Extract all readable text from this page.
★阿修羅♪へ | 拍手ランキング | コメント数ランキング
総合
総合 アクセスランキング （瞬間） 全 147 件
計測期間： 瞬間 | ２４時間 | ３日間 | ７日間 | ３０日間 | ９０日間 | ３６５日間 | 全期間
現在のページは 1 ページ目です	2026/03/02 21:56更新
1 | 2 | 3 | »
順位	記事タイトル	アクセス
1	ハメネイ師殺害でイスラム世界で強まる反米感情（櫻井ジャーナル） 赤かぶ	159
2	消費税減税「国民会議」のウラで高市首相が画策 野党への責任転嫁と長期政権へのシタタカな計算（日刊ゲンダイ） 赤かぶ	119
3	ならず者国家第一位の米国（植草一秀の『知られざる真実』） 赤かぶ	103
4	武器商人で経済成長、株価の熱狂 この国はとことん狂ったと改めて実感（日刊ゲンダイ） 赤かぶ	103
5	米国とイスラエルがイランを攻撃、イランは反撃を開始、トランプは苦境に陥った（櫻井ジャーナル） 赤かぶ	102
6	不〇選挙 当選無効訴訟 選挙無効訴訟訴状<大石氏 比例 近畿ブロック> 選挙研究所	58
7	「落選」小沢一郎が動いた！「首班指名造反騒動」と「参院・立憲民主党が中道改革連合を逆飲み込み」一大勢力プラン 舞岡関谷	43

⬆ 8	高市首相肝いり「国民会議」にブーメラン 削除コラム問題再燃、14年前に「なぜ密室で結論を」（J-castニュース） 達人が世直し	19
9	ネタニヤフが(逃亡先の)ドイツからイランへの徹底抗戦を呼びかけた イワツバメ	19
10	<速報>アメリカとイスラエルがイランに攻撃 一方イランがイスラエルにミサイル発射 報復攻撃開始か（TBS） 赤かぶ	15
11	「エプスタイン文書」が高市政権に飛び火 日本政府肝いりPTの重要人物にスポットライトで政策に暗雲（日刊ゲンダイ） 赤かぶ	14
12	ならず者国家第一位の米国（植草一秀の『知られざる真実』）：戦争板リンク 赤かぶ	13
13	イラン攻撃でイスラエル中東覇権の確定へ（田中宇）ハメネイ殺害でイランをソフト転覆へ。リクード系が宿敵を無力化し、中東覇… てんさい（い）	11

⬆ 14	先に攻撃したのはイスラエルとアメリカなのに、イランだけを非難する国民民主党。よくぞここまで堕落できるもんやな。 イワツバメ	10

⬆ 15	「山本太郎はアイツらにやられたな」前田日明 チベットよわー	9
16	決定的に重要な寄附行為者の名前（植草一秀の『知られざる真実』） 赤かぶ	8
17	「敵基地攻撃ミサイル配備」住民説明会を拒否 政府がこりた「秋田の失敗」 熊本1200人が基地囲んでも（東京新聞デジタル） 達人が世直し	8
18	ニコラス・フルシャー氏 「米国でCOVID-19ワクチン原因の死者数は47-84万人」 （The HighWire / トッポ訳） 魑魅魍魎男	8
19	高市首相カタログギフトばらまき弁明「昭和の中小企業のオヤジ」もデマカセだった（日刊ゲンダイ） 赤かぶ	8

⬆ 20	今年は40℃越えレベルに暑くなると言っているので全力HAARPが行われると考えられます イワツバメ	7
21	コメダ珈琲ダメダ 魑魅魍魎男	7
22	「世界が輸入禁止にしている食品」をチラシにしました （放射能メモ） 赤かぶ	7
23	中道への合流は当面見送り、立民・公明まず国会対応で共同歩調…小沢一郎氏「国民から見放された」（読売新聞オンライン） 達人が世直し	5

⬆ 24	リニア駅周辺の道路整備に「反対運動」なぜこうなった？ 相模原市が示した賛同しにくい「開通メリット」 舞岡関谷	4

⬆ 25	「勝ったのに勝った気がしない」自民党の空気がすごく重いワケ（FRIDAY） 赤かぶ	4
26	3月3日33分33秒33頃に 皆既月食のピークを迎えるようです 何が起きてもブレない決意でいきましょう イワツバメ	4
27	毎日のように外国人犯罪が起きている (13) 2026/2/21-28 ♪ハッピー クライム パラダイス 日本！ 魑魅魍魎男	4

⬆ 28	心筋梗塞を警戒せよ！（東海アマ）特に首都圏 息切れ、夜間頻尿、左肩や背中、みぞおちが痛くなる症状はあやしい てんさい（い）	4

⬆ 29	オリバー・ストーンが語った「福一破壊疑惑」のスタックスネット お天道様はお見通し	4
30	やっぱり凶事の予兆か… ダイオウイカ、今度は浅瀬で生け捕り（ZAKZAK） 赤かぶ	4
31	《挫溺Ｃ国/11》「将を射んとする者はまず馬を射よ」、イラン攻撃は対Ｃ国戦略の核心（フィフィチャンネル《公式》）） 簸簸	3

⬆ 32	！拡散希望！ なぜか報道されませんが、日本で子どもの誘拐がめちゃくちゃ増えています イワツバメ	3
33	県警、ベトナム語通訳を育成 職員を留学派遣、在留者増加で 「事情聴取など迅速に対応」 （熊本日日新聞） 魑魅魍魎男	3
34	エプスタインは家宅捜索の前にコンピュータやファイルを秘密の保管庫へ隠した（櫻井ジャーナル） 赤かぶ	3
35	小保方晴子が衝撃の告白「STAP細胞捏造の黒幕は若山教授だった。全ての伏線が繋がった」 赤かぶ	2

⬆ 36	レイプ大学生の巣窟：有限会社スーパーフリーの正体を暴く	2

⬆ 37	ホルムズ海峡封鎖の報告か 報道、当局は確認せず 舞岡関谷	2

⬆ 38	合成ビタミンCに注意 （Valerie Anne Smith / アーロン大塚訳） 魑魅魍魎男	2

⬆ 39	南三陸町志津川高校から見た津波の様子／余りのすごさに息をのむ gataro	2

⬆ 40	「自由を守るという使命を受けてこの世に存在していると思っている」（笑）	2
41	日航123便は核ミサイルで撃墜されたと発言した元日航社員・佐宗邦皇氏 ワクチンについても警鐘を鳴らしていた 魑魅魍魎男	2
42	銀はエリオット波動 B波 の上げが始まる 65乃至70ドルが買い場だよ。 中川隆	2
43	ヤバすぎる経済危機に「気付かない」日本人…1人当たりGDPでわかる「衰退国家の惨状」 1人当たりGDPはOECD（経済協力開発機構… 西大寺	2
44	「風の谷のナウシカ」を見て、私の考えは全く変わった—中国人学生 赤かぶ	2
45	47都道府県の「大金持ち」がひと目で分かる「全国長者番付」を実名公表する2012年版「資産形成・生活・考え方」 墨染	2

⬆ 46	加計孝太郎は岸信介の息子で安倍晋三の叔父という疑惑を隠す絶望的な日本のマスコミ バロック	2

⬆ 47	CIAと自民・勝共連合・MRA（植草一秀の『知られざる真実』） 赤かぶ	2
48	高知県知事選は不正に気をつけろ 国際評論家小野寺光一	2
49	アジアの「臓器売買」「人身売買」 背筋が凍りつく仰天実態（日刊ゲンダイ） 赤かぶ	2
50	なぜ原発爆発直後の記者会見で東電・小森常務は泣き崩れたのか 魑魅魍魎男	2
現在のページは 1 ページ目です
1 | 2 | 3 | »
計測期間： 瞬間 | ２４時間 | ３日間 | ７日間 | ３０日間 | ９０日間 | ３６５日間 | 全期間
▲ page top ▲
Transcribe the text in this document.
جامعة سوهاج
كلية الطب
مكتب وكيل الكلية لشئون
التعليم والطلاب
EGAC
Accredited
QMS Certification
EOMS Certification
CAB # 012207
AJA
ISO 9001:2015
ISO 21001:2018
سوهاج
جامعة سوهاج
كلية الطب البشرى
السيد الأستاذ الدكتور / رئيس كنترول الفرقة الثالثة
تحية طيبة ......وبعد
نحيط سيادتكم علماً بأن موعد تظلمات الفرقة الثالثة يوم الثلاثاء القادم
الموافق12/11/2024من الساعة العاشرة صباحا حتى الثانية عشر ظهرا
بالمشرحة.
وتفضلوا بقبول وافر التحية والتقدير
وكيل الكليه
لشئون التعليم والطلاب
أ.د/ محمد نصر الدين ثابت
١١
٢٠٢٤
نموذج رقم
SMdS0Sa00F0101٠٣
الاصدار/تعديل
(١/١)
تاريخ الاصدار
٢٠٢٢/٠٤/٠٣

######

Show all lines from the records above where the word "てんさい" occurs.

13	イラン攻撃でイスラエル中東覇権の確定へ（田中宇）ハメネイ殺害でイランをソフト転覆へ。リクード系が宿敵を無力化し、中東覇… てんさい（い）	11
⬆ 28	心筋梗塞を警戒せよ！（東海アマ）特に首都圏 息切れ、夜間頻尿、左肩や背中、みぞおちが痛くなる症状はあやしい てんさい（い）	4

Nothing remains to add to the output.